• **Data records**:
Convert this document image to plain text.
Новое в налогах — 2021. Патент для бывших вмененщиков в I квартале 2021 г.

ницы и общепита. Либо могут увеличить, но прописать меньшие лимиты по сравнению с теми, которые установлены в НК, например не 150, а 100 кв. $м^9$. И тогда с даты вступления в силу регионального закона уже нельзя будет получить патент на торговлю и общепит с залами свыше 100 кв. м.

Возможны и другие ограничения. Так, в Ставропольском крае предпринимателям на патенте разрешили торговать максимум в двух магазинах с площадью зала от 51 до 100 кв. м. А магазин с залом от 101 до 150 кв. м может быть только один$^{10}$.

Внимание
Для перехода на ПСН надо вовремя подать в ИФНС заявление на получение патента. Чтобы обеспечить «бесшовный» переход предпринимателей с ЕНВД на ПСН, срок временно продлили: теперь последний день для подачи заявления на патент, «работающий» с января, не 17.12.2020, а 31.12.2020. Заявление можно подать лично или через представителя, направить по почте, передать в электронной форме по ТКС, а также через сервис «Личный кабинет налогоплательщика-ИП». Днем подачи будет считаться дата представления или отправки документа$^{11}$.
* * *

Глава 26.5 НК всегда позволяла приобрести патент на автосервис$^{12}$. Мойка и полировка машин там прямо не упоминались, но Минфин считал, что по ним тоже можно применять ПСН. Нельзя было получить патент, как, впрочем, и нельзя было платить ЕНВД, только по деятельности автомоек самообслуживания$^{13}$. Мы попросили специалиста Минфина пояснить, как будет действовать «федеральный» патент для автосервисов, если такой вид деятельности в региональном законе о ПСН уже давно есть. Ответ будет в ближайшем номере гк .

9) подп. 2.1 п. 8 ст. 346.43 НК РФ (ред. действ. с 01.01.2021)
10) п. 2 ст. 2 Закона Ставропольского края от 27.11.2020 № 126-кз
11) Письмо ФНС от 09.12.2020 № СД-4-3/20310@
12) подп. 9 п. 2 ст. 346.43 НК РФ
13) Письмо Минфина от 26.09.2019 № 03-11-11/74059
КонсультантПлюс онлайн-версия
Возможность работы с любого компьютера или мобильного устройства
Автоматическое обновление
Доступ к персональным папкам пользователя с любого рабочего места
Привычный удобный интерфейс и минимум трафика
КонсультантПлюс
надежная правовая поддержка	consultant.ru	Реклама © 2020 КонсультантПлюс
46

...

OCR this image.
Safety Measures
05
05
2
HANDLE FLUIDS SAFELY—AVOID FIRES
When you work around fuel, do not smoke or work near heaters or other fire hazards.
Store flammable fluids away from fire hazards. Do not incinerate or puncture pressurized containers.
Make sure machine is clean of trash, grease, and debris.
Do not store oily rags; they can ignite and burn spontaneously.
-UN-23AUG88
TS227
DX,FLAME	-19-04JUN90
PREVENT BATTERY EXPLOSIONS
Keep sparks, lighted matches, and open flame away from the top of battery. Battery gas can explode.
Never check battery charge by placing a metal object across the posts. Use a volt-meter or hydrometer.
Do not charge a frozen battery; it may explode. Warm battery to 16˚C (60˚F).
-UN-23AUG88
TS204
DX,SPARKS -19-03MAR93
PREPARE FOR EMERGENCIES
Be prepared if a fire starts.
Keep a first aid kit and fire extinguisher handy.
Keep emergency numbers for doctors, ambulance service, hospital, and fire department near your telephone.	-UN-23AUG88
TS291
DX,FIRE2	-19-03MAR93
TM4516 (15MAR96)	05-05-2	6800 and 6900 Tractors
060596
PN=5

...

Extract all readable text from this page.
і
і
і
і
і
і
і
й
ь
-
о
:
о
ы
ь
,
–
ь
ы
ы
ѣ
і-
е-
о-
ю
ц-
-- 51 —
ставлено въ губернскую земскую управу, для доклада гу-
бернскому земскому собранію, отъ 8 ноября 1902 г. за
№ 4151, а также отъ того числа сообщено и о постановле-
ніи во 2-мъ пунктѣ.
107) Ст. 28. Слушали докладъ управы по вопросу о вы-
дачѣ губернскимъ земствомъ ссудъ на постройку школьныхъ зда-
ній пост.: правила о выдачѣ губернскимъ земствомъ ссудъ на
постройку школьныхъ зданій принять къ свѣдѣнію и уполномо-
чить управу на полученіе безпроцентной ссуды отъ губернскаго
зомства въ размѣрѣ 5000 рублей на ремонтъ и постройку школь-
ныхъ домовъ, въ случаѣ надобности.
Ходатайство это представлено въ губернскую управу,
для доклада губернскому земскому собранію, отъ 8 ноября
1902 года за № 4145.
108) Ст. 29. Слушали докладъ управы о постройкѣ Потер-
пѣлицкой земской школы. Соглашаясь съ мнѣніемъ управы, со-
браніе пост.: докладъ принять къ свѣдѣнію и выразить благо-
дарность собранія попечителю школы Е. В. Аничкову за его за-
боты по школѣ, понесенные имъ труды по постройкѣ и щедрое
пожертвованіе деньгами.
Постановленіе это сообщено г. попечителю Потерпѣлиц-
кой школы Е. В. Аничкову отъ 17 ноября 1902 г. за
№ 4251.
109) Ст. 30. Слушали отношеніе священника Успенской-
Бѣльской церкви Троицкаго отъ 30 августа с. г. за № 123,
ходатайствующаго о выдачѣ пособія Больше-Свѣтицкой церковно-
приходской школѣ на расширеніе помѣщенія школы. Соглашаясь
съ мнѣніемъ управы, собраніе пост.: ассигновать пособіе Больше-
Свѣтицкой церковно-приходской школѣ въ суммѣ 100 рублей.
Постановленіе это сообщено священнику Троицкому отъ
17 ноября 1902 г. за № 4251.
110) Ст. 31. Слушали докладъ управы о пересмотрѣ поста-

• **Problem details**:
Gather each line holding the string "попечителю".

• **Complete output**:
дарность собранія попечителю школы Е. В. Аничкову за его за-
Постановленіе это сообщено г. попечителю Потерпѣлиц-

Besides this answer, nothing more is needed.